United States District Court, E.D. Virginia, Alexandria Division
Nov 28, 2005
Civil Action No. 05-0228 (E.D. Va. Nov. 28, 2005)

Opinion

Civil Action No. 05-0228.

November 28, 2005


MEMORANDUM OPINION


This matter comes before the Court on Defendant's Motion for Summary Judgment pursuant to Fed.R.Civ.P. 56(b), (c), and various other motions. Plaintiff filed suit against Defendant alleging employment discrimination and retaliation in violation of Title VII of the Civil Rights Act of 1964 (Title VII), 42 U.S.C. §§ 2000e to 2000e-17 (2000); and breach of contract. The Court has jurisdiction over Plaintiff's Title VII claims pursuant to 28 U.S.C. § 1331 and 42 U.S.C. § 2000e-5(f)(3), and jurisdiction over Plaintiff's breach of contract claim pursuant to 28 U.S.C. § 1367.

Plaintiff is a resident of Vienna, Virginia, and is a citizen of the Commonwealth of Virginia. Plaintiff was employed by Defendant as a Territory Mannager from June 10, 1991, to June 30, 2003. In that position, Plaintiff was responsible for medical equipment sales in the Washington, D.C. metropolitan area. Defendant is a Michigan corporation whose principal place of business is in the State of Michigan. Defendant is licensed, however, to do business within the Commonwealth of Virginia. Defendant manufactures and sells medical equipment to healthcare providers nationwide, and qualifies as an employer under Title VII. 42 U.S.C. § 2000e(b).

Courts must grant summary judgment if the moving party demonstrates "that there is no genuine issue as to any material fact and that the moving party is entitled to judgment as a matter of law." Fed.R.Civ.P. 56(c). In reviewing a motion for summary judgment, courts view the facts in a light most favorable to the non-moving party. Anderson v. Liberty Lobby, Inc., 477 U.S. 242, 255 (1986). Once a motion for summary judgment is properly made and supported, the opposing party then has the burden of showing that a genuine dispute as to any material fact does exist. Matsushita Elec. Indus. Co., Ltd. v. Zenith Radio Corp., 475 U.S. 574, 586-87 (1986). The mere existence of some alleged factual dispute between the parties will not defeat an otherwise properly supported motion for summary judgment; the requirement is that there be no genuine issue of material fact.Anderson, 477 U.S. at 248. "Rule 56(e) requires the nonmoving party to go beyond the pleadings and by [his] own affidavits, or by the `depositions, answers to interrogatories, and admissions on file,' designate `specific facts showing that there is a genuine issue for trial.'" Celotex Corp. v. Catrett, 477 U.S. 317, 324 (1986).

Count One of Plaintiff's Amended Complaint asserts a claim for employment discrimination based on gender. 42 U.S.C. § 2000e-2(a). Plaintiff asserts that Defendant routinely treated her differently than her male colleagues. Defendant allegedly made Plaintiff the object of discriminatory remarks, denied her an assistant when assistants were routinely provided to male salespersons, and transferred sales accounts from Plaintiff to other male salespersons. According to Plaintiff, the discriminatory nature of these acts is magnified by the fact that she regularly exceeded her sales quotas and was routinely ranked as one of the top ten revenue producers in her division.

=== Recorded data ===
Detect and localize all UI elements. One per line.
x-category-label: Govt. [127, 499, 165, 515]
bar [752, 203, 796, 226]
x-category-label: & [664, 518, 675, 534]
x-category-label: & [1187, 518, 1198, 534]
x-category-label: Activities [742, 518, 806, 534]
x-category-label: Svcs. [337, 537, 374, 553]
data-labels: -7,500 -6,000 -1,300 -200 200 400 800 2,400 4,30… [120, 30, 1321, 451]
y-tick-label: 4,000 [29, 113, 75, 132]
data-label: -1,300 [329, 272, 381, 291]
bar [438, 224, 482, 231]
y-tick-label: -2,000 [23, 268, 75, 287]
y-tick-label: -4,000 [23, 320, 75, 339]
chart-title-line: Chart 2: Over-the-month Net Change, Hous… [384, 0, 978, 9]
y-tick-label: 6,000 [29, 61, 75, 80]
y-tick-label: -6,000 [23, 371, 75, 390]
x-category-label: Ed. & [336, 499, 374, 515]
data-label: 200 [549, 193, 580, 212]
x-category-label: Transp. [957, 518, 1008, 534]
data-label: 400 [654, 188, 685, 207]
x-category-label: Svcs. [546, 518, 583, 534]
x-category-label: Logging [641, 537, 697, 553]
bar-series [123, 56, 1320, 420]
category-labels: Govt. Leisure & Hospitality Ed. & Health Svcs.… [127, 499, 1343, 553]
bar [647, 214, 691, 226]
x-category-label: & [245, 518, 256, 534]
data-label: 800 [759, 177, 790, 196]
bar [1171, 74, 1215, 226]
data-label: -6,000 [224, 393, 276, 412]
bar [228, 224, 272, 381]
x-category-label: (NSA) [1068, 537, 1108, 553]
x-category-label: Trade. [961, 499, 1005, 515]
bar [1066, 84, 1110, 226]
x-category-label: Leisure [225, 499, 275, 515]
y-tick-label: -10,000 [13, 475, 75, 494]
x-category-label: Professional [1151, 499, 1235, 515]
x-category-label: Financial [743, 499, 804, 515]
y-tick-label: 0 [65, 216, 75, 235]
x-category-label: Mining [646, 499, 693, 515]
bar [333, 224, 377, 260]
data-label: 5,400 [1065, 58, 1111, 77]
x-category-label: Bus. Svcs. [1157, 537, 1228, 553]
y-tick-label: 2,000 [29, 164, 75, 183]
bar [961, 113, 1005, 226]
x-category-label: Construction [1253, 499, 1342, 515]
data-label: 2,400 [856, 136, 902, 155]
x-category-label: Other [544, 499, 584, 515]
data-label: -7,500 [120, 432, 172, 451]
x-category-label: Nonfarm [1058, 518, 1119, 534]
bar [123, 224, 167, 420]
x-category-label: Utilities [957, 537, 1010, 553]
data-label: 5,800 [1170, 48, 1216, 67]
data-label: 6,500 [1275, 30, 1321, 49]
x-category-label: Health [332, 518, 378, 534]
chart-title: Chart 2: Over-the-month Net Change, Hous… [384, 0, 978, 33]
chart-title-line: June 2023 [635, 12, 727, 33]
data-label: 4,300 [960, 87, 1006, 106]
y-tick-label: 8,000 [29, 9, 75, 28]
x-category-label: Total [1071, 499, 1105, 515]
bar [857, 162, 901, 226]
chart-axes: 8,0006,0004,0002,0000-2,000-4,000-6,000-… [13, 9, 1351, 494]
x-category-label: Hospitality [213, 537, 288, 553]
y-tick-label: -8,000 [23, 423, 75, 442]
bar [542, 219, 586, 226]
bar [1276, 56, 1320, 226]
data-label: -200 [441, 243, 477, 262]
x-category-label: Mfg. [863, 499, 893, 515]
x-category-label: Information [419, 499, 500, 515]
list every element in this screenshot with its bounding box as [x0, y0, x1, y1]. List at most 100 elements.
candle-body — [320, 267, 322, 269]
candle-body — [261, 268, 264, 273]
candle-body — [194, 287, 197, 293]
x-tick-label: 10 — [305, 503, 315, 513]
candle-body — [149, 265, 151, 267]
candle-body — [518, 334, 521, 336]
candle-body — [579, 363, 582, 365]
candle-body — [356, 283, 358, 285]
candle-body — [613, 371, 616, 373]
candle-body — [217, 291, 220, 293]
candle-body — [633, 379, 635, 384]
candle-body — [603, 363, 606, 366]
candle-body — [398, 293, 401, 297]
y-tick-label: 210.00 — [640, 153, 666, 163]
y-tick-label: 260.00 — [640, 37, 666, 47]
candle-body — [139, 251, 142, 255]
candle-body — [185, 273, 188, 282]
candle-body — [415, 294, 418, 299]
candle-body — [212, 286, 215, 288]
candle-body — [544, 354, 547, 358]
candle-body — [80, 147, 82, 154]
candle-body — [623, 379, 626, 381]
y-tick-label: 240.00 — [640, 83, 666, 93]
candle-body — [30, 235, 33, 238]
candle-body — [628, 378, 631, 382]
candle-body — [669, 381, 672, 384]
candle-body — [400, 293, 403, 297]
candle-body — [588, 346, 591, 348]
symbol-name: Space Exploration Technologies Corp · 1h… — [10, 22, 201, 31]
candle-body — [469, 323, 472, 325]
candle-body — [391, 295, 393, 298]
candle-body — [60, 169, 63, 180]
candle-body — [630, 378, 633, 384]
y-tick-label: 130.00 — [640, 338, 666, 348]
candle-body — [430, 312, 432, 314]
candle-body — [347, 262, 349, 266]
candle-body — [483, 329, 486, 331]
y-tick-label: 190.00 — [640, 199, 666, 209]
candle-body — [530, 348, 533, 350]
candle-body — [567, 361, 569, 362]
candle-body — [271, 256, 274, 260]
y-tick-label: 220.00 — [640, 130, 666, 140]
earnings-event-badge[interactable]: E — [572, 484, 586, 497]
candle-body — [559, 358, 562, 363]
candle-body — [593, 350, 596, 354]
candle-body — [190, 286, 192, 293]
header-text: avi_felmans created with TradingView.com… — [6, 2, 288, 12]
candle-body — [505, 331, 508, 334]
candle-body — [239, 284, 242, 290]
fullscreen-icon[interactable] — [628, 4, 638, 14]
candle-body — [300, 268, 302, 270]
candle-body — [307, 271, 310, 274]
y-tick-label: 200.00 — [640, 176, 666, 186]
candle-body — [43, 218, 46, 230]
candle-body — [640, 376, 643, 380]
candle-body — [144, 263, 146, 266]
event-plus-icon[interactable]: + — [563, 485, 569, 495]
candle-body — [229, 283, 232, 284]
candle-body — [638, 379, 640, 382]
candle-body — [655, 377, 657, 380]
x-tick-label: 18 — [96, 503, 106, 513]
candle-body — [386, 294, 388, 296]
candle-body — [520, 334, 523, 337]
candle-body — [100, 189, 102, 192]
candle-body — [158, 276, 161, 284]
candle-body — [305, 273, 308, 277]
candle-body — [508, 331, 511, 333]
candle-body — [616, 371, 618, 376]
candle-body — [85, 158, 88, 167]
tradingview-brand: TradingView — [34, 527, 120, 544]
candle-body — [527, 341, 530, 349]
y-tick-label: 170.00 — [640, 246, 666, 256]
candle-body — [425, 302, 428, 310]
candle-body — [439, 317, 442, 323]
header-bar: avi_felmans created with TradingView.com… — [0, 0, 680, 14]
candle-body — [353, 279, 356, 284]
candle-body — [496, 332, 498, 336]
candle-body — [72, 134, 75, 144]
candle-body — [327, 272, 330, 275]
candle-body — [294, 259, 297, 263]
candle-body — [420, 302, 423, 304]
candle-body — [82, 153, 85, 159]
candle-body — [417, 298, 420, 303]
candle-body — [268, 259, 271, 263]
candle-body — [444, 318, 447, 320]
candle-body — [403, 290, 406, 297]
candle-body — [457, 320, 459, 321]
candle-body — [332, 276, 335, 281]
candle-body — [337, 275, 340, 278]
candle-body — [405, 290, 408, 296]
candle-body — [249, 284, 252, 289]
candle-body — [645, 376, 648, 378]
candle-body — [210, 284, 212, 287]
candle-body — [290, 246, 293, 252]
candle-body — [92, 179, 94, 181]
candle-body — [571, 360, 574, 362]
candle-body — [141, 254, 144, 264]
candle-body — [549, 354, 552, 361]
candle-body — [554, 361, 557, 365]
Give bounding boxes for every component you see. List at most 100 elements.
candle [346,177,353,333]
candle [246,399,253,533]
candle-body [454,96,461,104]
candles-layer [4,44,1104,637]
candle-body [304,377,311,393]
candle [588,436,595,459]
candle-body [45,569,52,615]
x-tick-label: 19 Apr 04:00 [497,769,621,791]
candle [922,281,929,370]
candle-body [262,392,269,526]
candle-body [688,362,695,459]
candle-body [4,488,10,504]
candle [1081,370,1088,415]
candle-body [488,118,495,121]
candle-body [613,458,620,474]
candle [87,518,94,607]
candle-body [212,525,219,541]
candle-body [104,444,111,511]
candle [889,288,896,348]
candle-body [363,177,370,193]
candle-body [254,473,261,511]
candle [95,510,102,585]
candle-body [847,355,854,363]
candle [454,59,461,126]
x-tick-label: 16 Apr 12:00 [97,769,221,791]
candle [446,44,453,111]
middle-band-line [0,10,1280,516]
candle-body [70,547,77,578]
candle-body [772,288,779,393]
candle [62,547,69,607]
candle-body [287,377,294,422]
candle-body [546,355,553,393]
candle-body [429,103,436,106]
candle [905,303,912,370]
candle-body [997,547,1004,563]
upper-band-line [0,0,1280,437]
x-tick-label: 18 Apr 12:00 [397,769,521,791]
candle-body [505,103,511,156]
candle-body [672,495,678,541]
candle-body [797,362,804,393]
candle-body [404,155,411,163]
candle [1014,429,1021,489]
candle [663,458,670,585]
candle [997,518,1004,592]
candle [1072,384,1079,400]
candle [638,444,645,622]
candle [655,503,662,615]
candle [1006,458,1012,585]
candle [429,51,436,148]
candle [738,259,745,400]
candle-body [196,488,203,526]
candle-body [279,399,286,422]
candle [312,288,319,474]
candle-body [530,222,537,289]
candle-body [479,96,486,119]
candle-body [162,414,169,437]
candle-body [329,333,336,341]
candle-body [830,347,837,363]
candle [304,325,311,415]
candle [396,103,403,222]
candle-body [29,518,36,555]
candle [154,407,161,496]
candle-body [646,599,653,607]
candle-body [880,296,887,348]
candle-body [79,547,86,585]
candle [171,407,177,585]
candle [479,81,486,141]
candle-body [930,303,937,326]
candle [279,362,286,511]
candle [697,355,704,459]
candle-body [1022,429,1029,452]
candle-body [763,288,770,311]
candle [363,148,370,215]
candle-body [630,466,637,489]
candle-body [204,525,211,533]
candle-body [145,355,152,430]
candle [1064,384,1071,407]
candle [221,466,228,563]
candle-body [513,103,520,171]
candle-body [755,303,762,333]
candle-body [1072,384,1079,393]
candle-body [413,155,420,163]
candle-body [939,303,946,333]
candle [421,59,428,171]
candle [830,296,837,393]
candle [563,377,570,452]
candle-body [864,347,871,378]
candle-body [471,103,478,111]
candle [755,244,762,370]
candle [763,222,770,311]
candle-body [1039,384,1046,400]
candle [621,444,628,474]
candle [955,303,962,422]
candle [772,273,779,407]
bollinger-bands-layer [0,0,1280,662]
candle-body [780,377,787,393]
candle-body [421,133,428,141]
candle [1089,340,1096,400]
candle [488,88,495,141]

=== EXERCISE ===
Pick up the court opinion on the employment discrimination suit where it stops, and continue it after its last sentence.

=== OUTPUT OF THE EXERCISE ===
Count Two of Plaintiff's Amended Complaint asserts a claim for retaliation. 42 U.S.C. § 2000e-3(a). Plaintiff asserts that Defendant retaliated against her for refusing to testify on Defendant's behalf in an employment discrimination case filed by a former salesperson, Trina Gillies. Because Plaintiff refused to testify in the Gillies case, Defendant allegedly made her the object of discriminatory remarks, unfairly established her sales quotas, and transferred sales accounts from Plaintiff to other male salespersons. According to Plaintiff, these retaliatory actions were caused by her "refusal to give false testimony in favor of [Defendant]" in the Gillies lawsuit. (Pl.'s EEOC Aff. ¶¶ 7, 21.)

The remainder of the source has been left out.